* _Tarea_: En el hilo sobre cómo traducir «de cara a», ¿para qué dice Pumpkin72 que esta expresión puede usarse como «con vistas a»?

* _Fragmento de origen_:
◆ ◆ ◆

# de cara a



## vla

Hola:
¿Cómo traducirían "de cara a " en esta frase?.:
¿cual es tu opinión de cara a las próximas elecciones?
Gracias


----------



## natasha2000

What do you think about the upcoming elections?


----------



## Yyrkoon

...with a view to next elections?


----------



## natasha2000

Yyrkoon said:
			
		

> ...with a view to next elections?


 
¿Podrías dar la traducción de la frase entera?


----------



## Yyrkoon

natasha2000 said:
			
		

> ¿Podrías dar la traducción de la frase entera?


What´s your opinion with a view to the upcoming elections?

Me ha gustado más tu upcoming que mi next


----------



## natasha2000

Yyrkoon said:
			
		

> What´s your opinion with a view to the upcoming elections?
> 
> Me ha gustado más tu upcoming que mi next


 
¿No crees que esto _with a view_ es de hecho _about_?


----------



## Pumpkin72

natasha2000 said:
			
		

> What do you think about the upcoming elections?


Bravo 

Es una forma perfecta de evidenciar que "de cara a" no es más que otra coletilla periodística que desplaza habitual e incorrectamente a "sobre".

"De cara a" puede usarse como "con vistas a", para indicar finalidad o propósito, pero no es el uso que le dan los medios la mayoría de las veces.

Saludos.


----------



## Yyrkoon

vla said:
			
		

> Hola:
> ¿Cómo traducirían "de cara a " en esta frase?.:
> ¿cual es tu opinión de cara a las próximas elecciones?
> Gracias


 
WRD:
_figurado_ *(de) cara a,* _(pensando en)_ with a view to: *ya tienen un nuevo modelo de cara al próximo año,* they've already got a new model for the following year.


----------



## Yyrkoon

Pumpkin72 said:
			
		

> Bravo
> 
> Es una forma perfecta de evidenciar que "de cara a" no es más que otra coletilla periodística que desplaza habitual e incorrectamente a "sobre".
> 
> "De cara a" puede usarse como "con vistas a", para indicar finalidad o propósito, pero no es el uso que le dan los medios la mayoría de las veces.
> 
> Saludos.


 
No me dedico demasiado a juzgar lo que la gente pregunta, me limito a intentar acercarme lo más posible a la respuesta que buscan. Aunque siempre se aprende de los juicios de opinión 
En cuanto a que "de cara a" sea incorrecto... mis muy serias dudas tengo, como Yoda diría.


----------



## natasha2000

Exactamente, Pumpkin.

En WR sí que lo pone with a view.
Peeeero....

Mira el ejemplo que dan. No utilizan with a view. La traducción es orientativa, es más decritptiva que literal, lo que quiere decir que no se puede simplemente cambiar el sintagma español por el sintagma inglés.

*figurado (de) cara a, (pensando en) with a view to: *

*ya tienen un nuevo modelo de cara al próximo año, *

*they've already got a new model for the following year*

Saludos,
N.


----------



## Pumpkin72

Yyrkoon said:
			
		

> WRD:
> _figurado_ *(de) cara a,* _(pensando en)_ with a view to: *ya tienen un nuevo modelo de cara al próximo año,* they've already got a new model for the following year.

◆ ◆ ◆

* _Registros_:
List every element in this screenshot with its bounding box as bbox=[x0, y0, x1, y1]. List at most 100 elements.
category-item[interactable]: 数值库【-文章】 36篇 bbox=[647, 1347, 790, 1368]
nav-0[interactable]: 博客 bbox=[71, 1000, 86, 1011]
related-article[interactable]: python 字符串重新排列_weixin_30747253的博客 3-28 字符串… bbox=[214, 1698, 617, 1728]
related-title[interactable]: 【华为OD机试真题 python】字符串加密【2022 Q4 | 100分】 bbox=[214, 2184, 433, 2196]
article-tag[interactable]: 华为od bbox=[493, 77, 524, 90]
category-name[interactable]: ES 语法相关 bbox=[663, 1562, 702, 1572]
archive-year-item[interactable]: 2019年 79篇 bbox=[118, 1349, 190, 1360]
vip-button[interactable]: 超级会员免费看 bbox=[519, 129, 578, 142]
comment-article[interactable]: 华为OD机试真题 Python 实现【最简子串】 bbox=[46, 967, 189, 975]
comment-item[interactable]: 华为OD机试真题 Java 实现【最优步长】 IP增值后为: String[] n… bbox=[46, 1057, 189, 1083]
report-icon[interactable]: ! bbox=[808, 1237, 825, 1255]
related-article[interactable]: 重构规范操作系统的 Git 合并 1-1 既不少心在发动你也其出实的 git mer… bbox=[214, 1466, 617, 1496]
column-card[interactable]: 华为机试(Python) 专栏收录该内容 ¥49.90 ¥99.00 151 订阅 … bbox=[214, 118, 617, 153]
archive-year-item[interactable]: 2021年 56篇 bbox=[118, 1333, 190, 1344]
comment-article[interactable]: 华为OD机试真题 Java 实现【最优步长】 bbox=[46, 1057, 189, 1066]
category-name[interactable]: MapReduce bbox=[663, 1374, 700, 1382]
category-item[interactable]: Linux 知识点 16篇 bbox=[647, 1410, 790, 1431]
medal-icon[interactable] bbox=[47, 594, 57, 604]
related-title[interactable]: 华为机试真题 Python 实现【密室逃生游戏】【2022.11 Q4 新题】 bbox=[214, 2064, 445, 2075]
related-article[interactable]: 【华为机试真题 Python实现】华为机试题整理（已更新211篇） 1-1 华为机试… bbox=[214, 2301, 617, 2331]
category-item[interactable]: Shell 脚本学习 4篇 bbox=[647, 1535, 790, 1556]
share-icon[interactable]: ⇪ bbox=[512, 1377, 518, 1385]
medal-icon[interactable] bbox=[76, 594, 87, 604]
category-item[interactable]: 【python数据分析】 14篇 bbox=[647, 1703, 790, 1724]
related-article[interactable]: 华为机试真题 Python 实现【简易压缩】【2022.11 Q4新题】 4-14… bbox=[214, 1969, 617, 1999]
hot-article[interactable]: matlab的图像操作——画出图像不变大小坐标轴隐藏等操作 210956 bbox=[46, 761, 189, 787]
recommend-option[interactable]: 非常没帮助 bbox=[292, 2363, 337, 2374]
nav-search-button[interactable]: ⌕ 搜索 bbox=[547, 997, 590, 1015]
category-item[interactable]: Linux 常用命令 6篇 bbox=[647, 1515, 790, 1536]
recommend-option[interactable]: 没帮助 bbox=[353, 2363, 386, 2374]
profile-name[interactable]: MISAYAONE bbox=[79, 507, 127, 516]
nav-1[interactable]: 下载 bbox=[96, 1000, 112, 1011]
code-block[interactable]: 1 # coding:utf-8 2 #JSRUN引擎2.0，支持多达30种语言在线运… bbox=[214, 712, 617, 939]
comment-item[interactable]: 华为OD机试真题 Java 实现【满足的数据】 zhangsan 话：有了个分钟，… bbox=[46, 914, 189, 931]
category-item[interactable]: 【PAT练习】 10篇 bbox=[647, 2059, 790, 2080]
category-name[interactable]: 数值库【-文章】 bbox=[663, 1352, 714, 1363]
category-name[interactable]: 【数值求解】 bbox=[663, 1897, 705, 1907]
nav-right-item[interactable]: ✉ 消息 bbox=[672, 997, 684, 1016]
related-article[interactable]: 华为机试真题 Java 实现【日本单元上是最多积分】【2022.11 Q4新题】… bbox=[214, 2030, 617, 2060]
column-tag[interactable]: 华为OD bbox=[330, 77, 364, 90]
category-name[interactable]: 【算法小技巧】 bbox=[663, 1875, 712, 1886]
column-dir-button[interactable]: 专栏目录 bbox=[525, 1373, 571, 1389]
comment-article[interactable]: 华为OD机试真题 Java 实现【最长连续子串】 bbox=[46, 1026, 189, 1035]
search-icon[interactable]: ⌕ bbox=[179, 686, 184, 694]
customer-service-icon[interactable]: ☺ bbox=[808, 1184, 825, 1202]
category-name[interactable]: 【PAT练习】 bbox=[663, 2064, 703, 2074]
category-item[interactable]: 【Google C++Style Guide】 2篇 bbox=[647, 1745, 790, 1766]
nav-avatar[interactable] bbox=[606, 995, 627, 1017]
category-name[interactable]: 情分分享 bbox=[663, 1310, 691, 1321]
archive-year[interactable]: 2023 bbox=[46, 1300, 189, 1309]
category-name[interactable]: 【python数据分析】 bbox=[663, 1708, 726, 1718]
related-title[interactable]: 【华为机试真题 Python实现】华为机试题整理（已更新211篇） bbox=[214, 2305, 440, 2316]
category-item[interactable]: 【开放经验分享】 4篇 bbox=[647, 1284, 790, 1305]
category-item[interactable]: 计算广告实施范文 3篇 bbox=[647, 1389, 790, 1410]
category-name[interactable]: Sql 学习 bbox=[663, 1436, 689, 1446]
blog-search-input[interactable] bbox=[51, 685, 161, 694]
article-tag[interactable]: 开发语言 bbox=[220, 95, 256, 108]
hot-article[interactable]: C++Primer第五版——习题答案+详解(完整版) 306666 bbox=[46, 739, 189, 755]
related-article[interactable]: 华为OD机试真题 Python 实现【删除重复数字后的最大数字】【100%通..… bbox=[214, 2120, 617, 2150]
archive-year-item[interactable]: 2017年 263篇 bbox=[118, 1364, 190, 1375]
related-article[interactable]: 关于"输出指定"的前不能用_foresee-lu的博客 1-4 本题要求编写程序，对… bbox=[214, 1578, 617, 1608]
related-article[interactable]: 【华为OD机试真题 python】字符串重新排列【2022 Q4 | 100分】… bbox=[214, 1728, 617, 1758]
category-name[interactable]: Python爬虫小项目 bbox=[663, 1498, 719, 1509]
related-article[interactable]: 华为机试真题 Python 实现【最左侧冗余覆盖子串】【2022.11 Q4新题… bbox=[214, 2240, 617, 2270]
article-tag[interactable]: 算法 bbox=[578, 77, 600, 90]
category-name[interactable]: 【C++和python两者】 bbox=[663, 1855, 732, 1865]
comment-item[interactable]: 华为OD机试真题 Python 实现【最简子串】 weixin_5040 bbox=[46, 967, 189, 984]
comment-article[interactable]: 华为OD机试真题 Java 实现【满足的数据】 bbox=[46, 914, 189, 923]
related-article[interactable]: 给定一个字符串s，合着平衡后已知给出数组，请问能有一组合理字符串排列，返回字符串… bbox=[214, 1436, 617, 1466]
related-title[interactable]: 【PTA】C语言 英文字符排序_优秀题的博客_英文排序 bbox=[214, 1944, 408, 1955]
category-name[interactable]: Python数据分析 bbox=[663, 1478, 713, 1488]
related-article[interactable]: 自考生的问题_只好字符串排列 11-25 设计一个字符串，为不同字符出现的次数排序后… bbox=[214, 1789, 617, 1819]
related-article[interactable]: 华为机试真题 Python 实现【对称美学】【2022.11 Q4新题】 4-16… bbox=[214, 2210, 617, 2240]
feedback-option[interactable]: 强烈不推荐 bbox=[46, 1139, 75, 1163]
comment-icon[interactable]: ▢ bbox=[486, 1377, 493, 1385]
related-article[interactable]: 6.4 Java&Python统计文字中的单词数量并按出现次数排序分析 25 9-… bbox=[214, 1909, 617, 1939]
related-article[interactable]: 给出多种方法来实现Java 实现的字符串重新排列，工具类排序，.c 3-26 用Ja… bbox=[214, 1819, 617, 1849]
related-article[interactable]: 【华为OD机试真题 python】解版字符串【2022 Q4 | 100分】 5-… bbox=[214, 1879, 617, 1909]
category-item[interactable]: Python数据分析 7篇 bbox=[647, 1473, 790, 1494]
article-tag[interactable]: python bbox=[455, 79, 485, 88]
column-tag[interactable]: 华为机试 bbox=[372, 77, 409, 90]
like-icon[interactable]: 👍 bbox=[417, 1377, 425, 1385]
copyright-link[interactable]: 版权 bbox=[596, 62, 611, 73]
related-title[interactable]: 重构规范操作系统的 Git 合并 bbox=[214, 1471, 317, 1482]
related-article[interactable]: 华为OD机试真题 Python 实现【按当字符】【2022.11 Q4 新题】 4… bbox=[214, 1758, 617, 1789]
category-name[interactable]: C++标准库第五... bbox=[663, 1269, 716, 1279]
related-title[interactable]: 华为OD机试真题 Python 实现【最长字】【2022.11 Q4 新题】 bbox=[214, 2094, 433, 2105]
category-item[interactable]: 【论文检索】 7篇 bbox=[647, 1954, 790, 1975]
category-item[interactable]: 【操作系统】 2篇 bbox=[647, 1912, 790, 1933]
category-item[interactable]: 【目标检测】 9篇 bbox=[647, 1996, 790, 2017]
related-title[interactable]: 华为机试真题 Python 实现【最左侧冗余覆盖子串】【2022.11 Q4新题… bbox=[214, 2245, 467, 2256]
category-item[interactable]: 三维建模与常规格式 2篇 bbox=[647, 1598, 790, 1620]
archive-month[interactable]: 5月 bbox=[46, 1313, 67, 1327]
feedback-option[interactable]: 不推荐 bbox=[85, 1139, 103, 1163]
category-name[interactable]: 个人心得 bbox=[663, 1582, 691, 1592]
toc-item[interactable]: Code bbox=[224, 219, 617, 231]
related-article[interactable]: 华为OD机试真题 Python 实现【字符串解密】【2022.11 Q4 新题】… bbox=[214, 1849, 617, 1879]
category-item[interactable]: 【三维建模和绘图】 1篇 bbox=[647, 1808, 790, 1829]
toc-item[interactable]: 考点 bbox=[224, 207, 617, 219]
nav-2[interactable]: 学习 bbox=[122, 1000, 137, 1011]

◆ ◆ ◆

* _Resultado del ejercicio_: Para indicar finalidad o propósito.